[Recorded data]
* * *
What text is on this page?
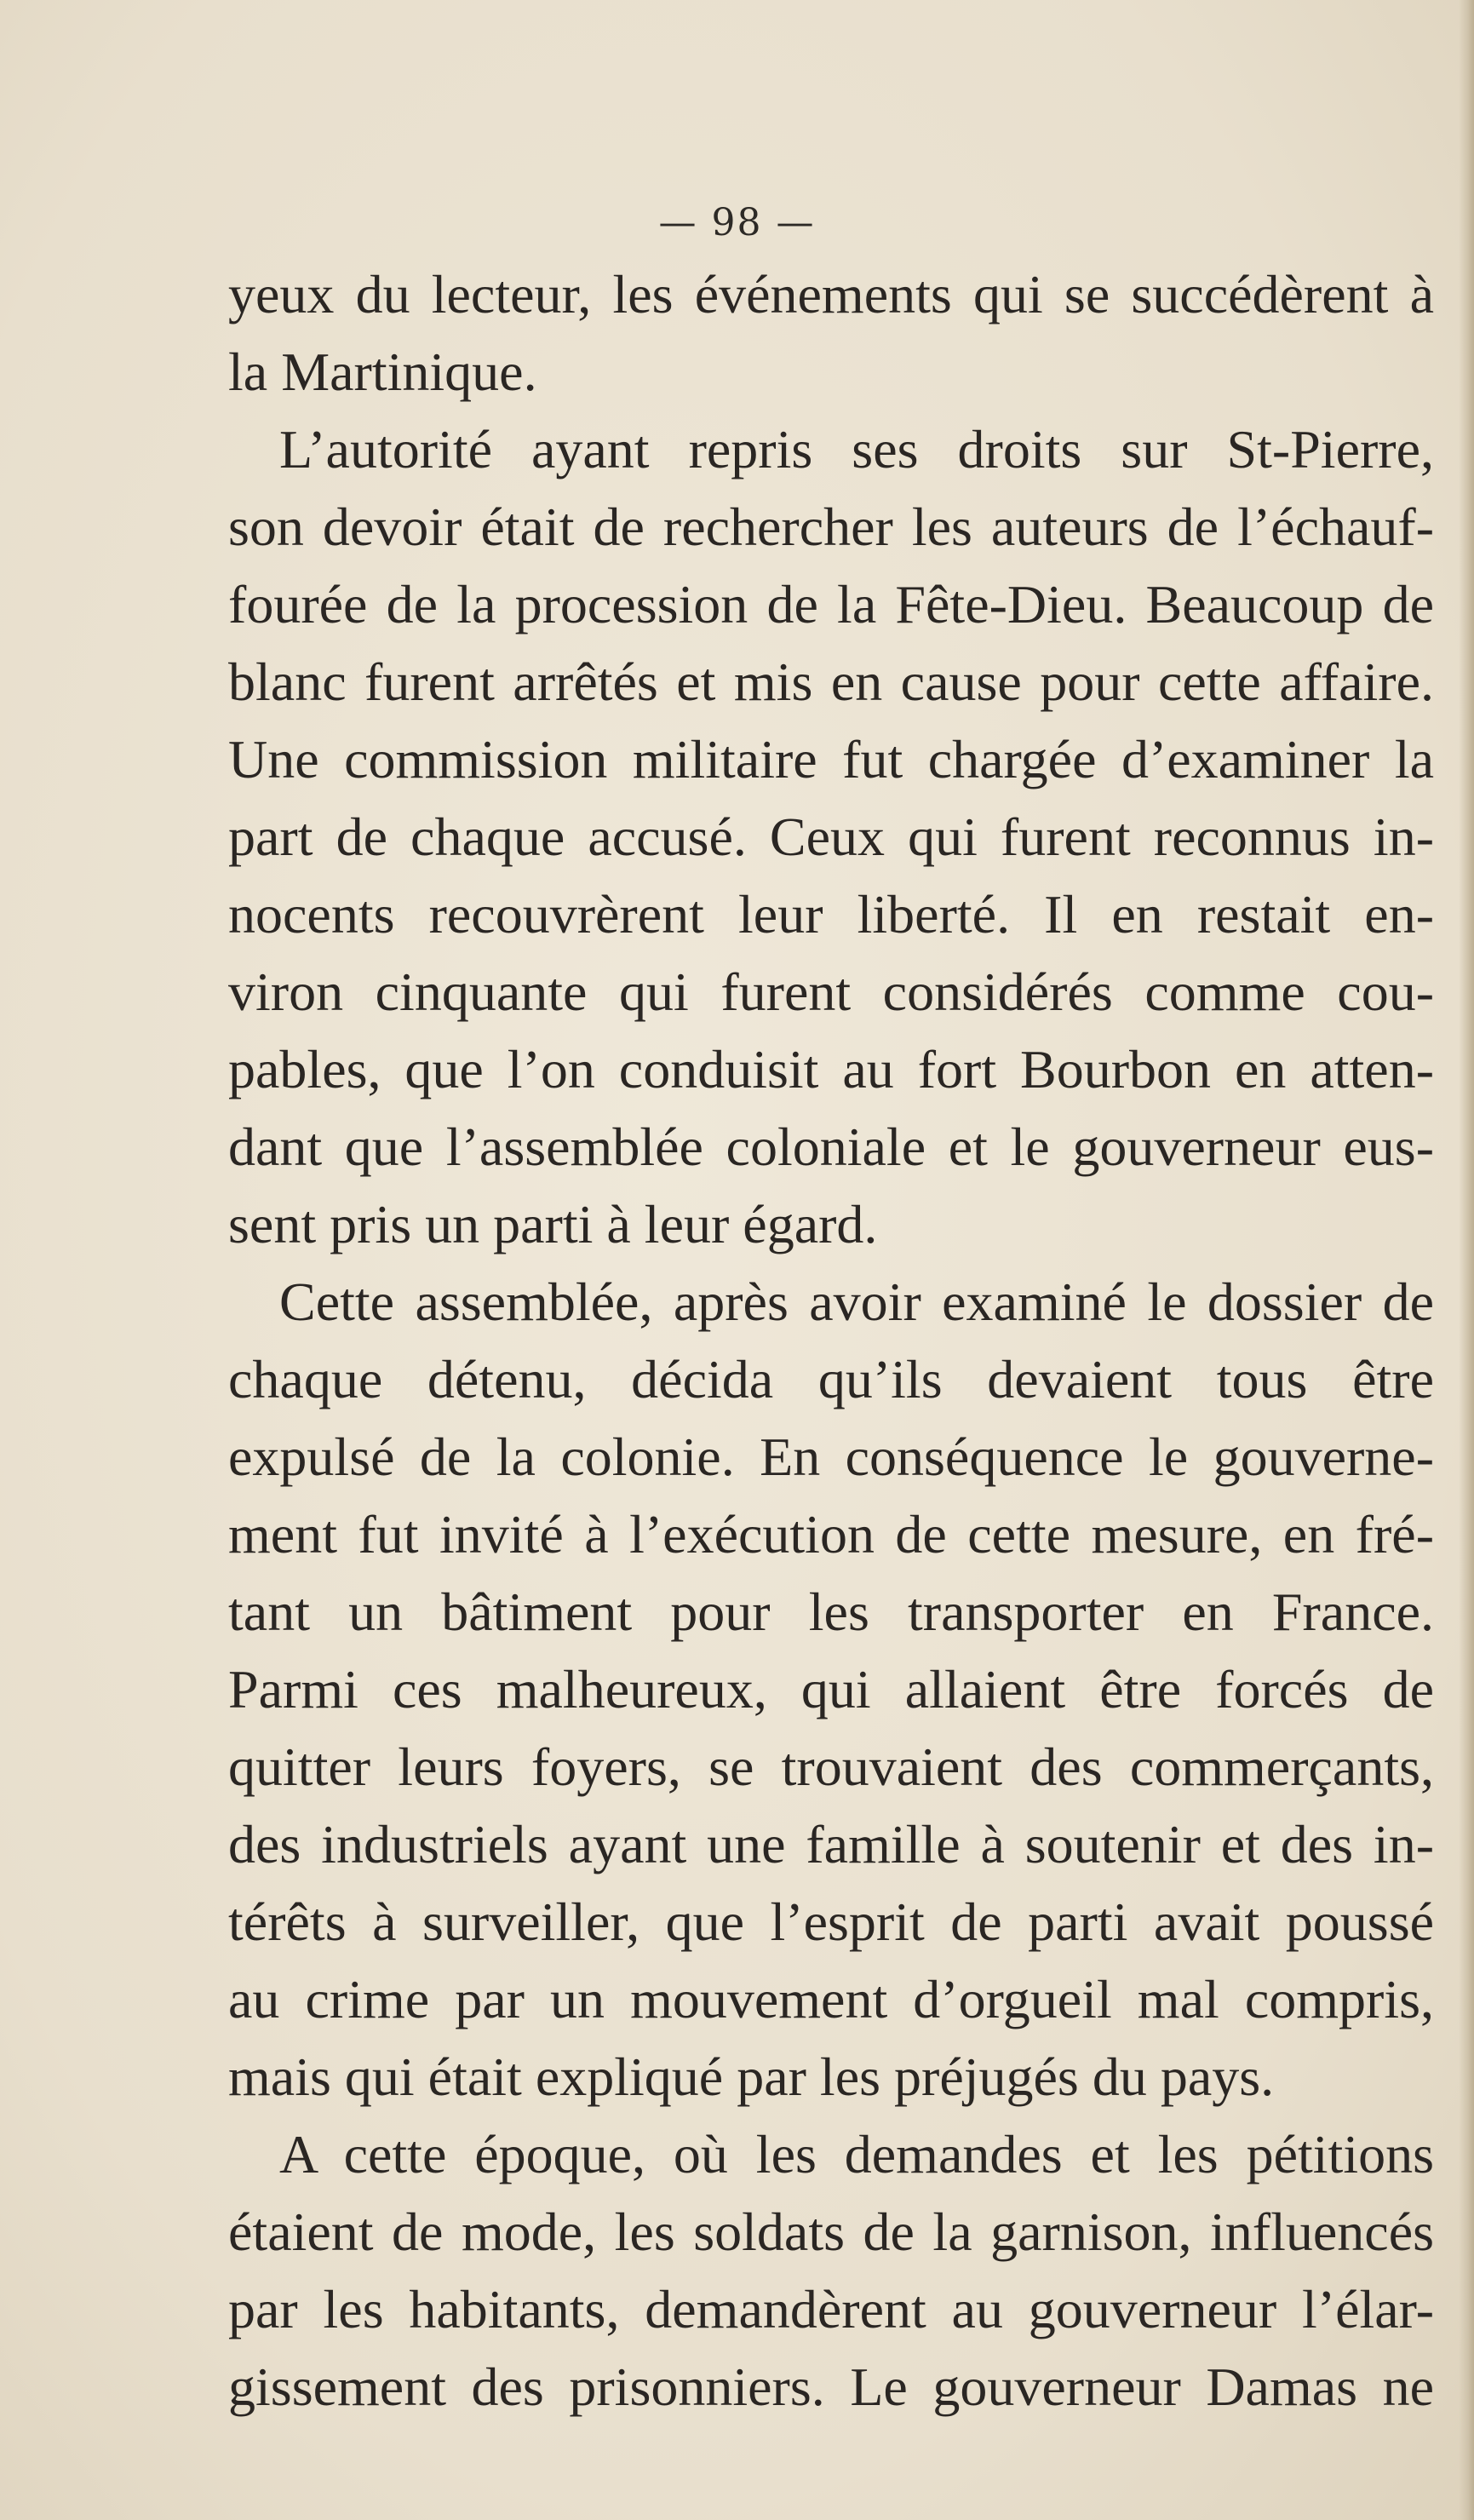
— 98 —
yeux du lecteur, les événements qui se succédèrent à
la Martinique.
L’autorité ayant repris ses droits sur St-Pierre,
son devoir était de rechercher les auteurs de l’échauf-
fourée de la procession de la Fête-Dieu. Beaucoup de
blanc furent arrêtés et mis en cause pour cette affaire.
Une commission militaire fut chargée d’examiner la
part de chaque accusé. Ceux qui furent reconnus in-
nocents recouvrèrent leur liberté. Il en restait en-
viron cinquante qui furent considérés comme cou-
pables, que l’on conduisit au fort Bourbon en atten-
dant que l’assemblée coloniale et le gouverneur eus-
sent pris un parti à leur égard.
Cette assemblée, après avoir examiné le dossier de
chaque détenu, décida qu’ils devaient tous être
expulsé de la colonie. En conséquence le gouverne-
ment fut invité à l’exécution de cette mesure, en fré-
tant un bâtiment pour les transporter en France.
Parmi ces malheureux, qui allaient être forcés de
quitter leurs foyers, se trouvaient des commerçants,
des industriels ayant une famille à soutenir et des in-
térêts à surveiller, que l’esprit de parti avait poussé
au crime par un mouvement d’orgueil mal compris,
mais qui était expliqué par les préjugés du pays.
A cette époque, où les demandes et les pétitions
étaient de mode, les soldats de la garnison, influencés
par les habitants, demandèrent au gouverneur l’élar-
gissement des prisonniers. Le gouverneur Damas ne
* * *
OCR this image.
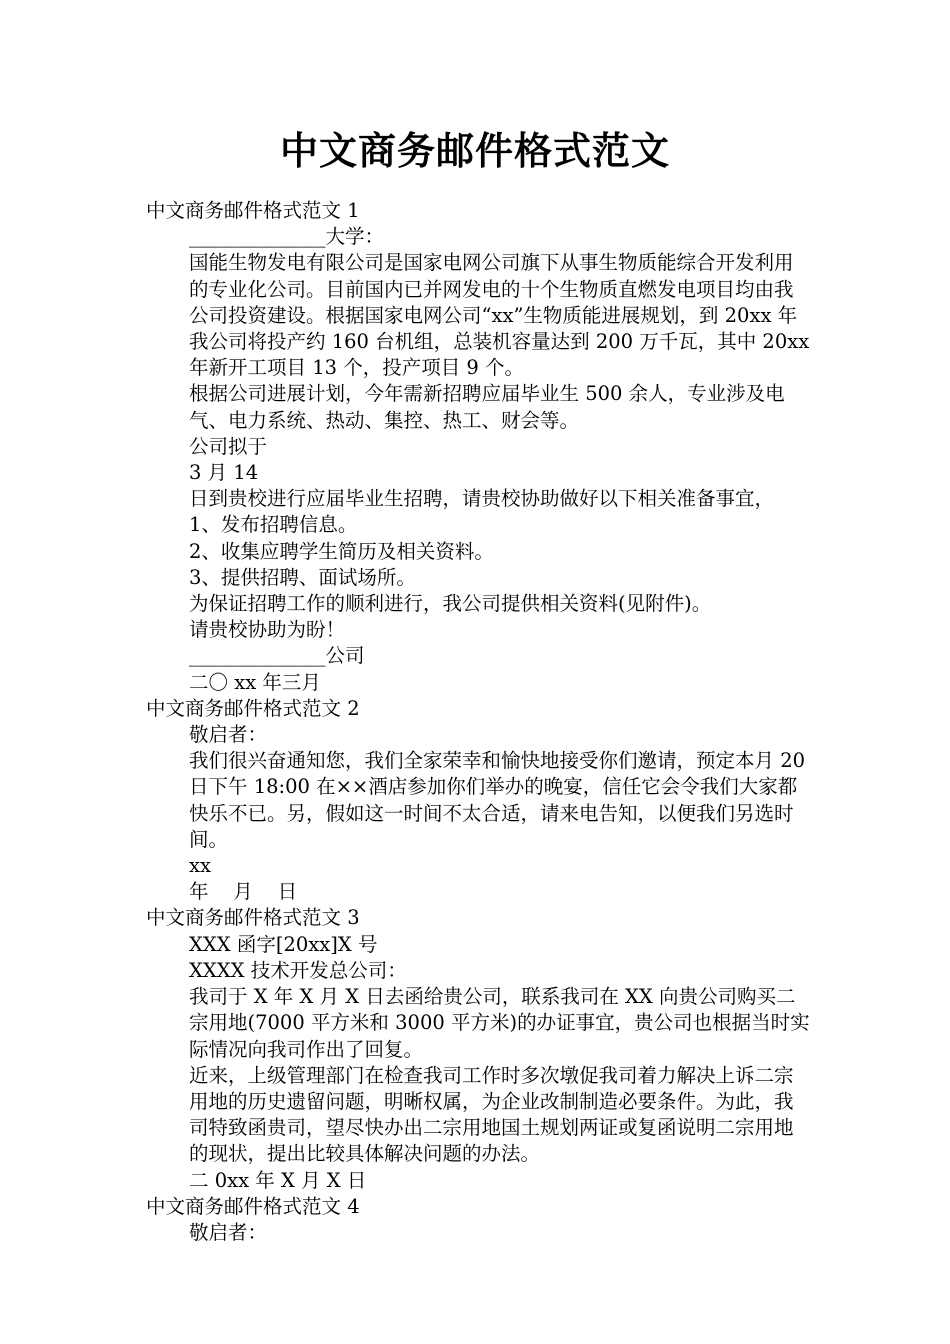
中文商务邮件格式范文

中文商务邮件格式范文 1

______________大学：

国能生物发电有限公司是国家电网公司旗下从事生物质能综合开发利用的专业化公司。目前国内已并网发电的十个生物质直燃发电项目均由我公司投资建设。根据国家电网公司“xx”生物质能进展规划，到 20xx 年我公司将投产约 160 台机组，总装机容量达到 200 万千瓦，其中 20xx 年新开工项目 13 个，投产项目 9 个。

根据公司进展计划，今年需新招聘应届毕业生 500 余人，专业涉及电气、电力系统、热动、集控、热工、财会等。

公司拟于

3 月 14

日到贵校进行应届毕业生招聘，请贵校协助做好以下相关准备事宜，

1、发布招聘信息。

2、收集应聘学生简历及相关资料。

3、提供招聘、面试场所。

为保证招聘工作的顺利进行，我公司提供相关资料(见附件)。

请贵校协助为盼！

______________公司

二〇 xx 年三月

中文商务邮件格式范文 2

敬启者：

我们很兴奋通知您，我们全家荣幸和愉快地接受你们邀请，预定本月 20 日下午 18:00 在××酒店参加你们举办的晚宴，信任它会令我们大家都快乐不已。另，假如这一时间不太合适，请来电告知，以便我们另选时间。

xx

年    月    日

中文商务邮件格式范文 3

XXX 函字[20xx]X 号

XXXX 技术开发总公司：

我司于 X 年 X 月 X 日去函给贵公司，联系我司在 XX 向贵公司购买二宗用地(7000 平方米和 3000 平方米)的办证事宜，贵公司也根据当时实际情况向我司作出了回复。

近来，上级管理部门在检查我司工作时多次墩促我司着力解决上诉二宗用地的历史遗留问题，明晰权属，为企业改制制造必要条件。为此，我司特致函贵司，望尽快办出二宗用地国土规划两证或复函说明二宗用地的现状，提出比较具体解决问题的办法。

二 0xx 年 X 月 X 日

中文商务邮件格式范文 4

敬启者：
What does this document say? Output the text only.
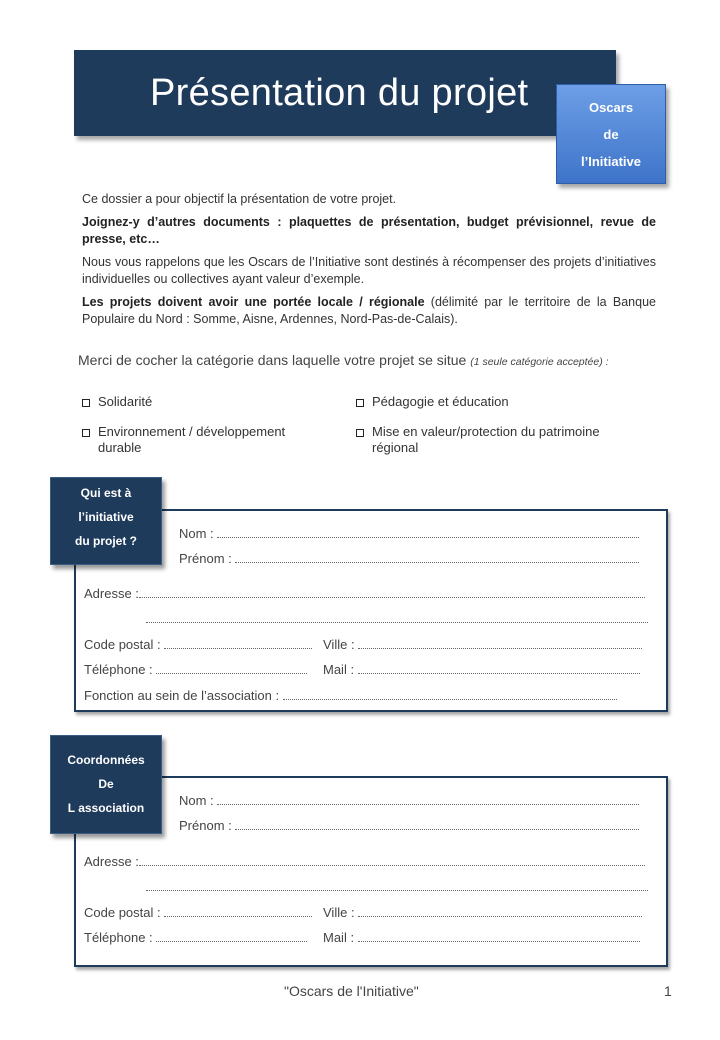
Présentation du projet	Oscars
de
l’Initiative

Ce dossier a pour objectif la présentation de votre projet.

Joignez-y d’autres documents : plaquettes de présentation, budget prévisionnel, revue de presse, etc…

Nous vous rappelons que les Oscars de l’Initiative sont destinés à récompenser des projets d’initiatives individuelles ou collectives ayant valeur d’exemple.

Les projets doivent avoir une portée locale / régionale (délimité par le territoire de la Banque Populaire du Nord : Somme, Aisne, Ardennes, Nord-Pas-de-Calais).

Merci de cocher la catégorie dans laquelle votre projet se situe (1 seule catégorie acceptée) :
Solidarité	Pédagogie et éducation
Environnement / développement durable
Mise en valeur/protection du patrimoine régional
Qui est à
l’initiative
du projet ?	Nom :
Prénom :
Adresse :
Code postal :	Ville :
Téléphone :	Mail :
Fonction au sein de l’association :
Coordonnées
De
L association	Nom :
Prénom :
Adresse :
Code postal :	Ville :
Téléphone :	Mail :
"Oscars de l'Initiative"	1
* * *
### The exercise
Find each line holding the string "dossier" and copy it out.

### Problem solution
Cette assemblée, après avoir examiné le dossier de
Ce dossier a pour objectif la présentation de votre projet.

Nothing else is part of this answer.